***** Supplied data *****
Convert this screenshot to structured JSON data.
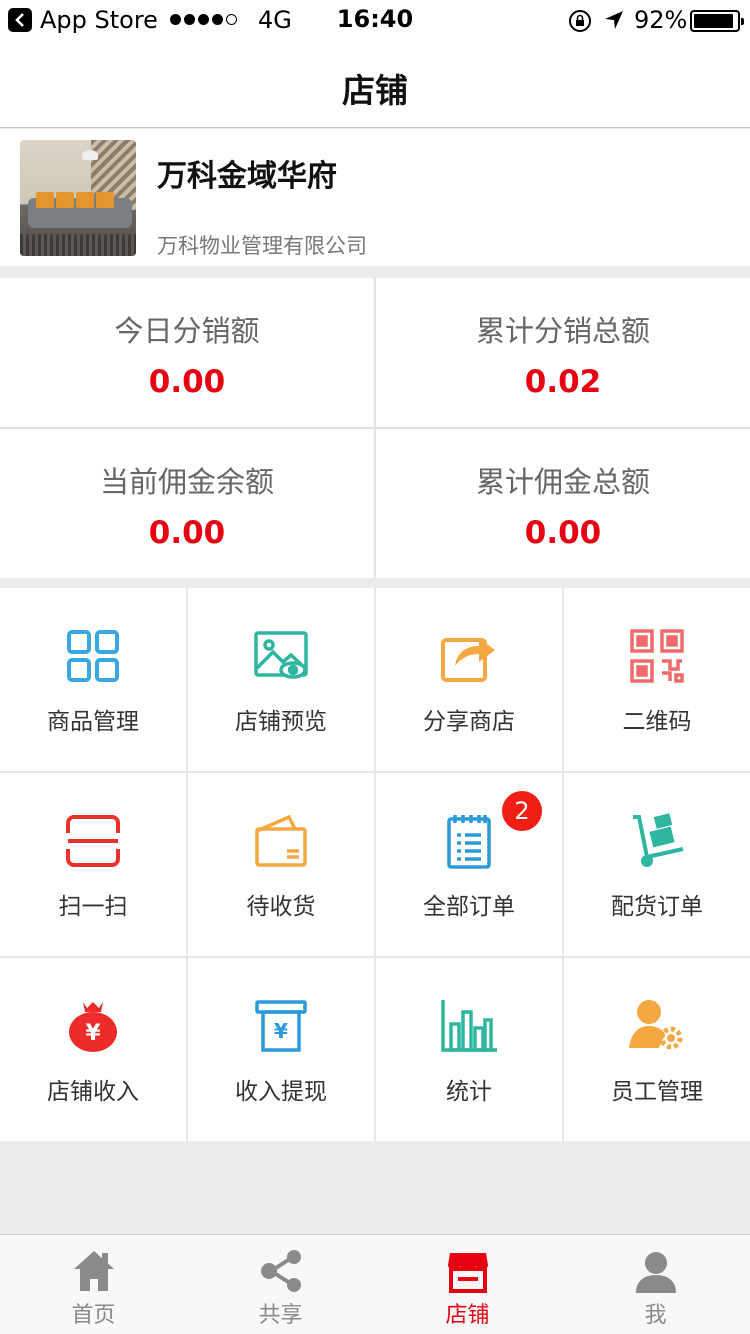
{
  "status_bar": {
    "back_app": "App Store",
    "network": "4G",
    "time": "16:40",
    "battery": "92%",
    "battery_level": 0.92
  },
  "nav": {
    "title": "店铺"
  },
  "store": {
    "name": "万科金域华府",
    "company": "万科物业管理有限公司"
  },
  "stats": [
    {
      "label": "今日分销额",
      "value": "0.00"
    },
    {
      "label": "累计分销总额",
      "value": "0.02"
    },
    {
      "label": "当前佣金余额",
      "value": "0.00"
    },
    {
      "label": "累计佣金总额",
      "value": "0.00"
    }
  ],
  "menu": [
    {
      "label": "商品管理",
      "icon": "grid-icon",
      "color": "#3aa8e0"
    },
    {
      "label": "店铺预览",
      "icon": "image-eye-icon",
      "color": "#2eb6a0"
    },
    {
      "label": "分享商店",
      "icon": "share-icon",
      "color": "#f5a742"
    },
    {
      "label": "二维码",
      "icon": "qrcode-icon",
      "color": "#ef6b6b"
    },
    {
      "label": "扫一扫",
      "icon": "scan-icon",
      "color": "#e8322d"
    },
    {
      "label": "待收货",
      "icon": "wallet-icon",
      "color": "#f5a742"
    },
    {
      "label": "全部订单",
      "icon": "order-list-icon",
      "color": "#2a9ad8",
      "badge": "2"
    },
    {
      "label": "配货订单",
      "icon": "hand-truck-icon",
      "color": "#2eb6a0"
    },
    {
      "label": "店铺收入",
      "icon": "money-bag-icon",
      "color": "#ee2b2b"
    },
    {
      "label": "收入提现",
      "icon": "withdraw-icon",
      "color": "#2a9ad8"
    },
    {
      "label": "统计",
      "icon": "bar-chart-icon",
      "color": "#2eb6a0"
    },
    {
      "label": "员工管理",
      "icon": "staff-gear-icon",
      "color": "#f5a742"
    }
  ],
  "tabs": [
    {
      "label": "首页",
      "icon": "home-icon",
      "active": false
    },
    {
      "label": "共享",
      "icon": "share-nodes-icon",
      "active": false
    },
    {
      "label": "店铺",
      "icon": "shop-icon",
      "active": true
    },
    {
      "label": "我",
      "icon": "user-icon",
      "active": false
    }
  ],
  "colors": {
    "accent_red": "#e60012",
    "tab_inactive": "#8a8a8a"
  }
}
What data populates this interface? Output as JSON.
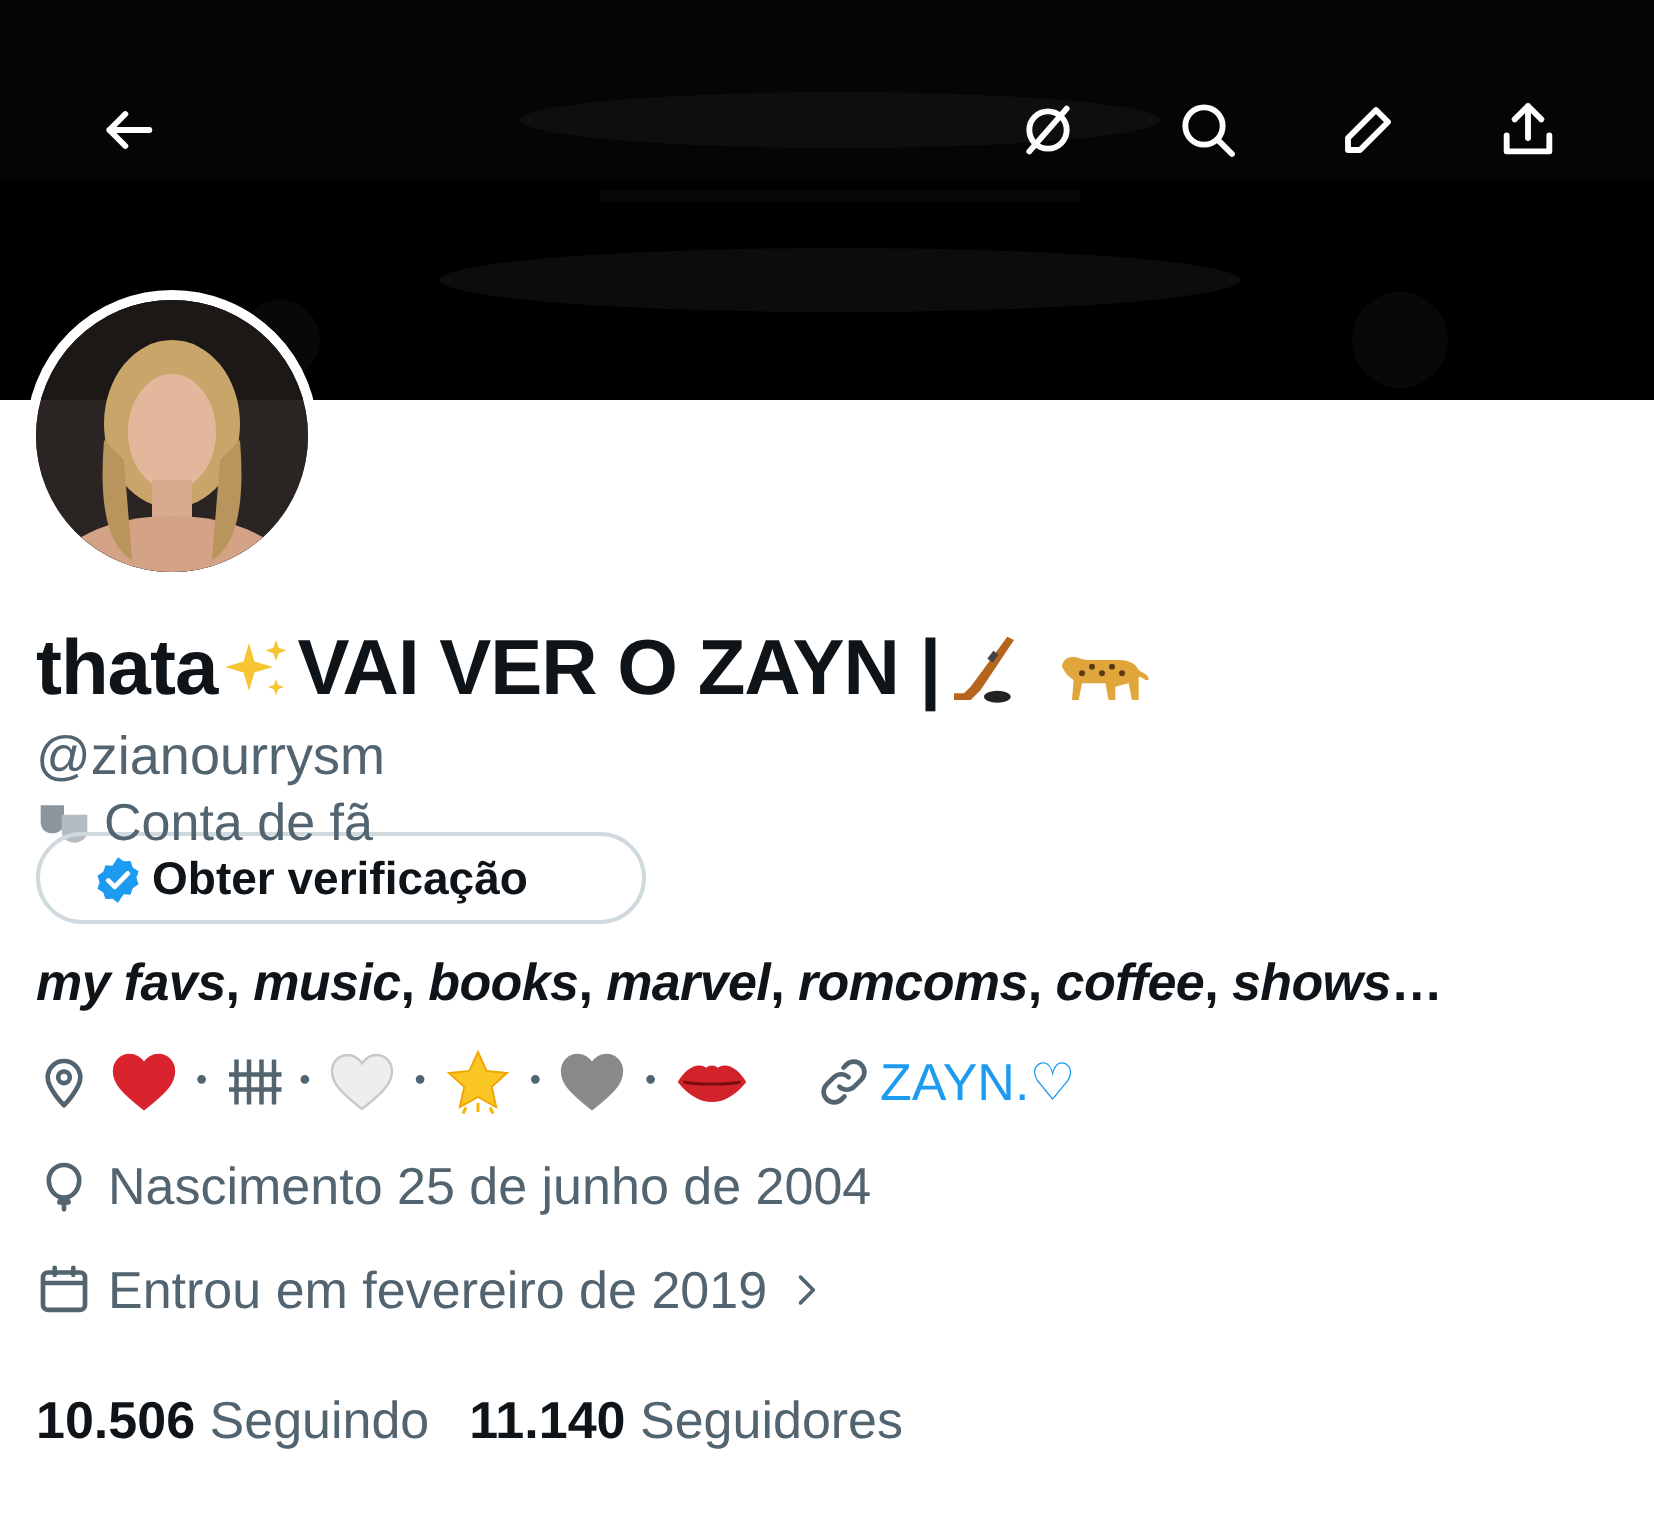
*****
**Task goal:** Pictures in the records above are left out; print everything else exactly as written.

**Output of the exercise:**
Convert this screenshot to structured JSON data.
{
  "status_bar": {
    "back_app": "App Store",
    "network": "4G",
    "time": "16:40",
    "battery": "92%",
    "battery_level": 0.92
  },
  "nav": {
    "title": "店铺"
  },
  "store": {
    "name": "万科金域华府",
    "company": "万科物业管理有限公司"
  },
  "stats": [
    {
      "label": "今日分销额",
      "value": "0.00"
    },
    {
      "label": "累计分销总额",
      "value": "0.02"
    },
    {
      "label": "当前佣金余额",
      "value": "0.00"
    },
    {
      "label": "累计佣金总额",
      "value": "0.00"
    }
  ],
  "menu": [
    {
      "label": "商品管理",
      "icon": "grid-icon",
      "color": "#3aa8e0"
    },
    {
      "label": "店铺预览",
      "icon": "image-eye-icon",
      "color": "#2eb6a0"
    },
    {
      "label": "分享商店",
      "icon": "share-icon",
      "color": "#f5a742"
    },
    {
      "label": "二维码",
      "icon": "qrcode-icon",
      "color": "#ef6b6b"
    },
    {
      "label": "扫一扫",
      "icon": "scan-icon",
      "color": "#e8322d"
    },
    {
      "label": "待收货",
      "icon": "wallet-icon",
      "color": "#f5a742"
    },
    {
      "label": "全部订单",
      "icon": "order-list-icon",
      "color": "#2a9ad8",
      "badge": "2"
    },
    {
      "label": "配货订单",
      "icon": "hand-truck-icon",
      "color": "#2eb6a0"
    },
    {
      "label": "店铺收入",
      "icon": "money-bag-icon",
      "color": "#ee2b2b"
    },
    {
      "label": "收入提现",
      "icon": "withdraw-icon",
      "color": "#2a9ad8"
    },
    {
      "label": "统计",
      "icon": "bar-chart-icon",
      "color": "#2eb6a0"
    },
    {
      "label": "员工管理",
      "icon": "staff-gear-icon",
      "color": "#f5a742"
    }
  ],
  "tabs": [
    {
      "label": "首页",
      "icon": "home-icon",
      "active": false
    },
    {
      "label": "共享",
      "icon": "share-nodes-icon",
      "active": false
    },
    {
      "label": "店铺",
      "icon": "shop-icon",
      "active": true
    },
    {
      "label": "我",
      "icon": "user-icon",
      "active": false
    }
  ],
  "colors": {
    "accent_red": "#e60012",
    "tab_inactive": "#8a8a8a"
  }
}
What data populates this interface? Output as JSON.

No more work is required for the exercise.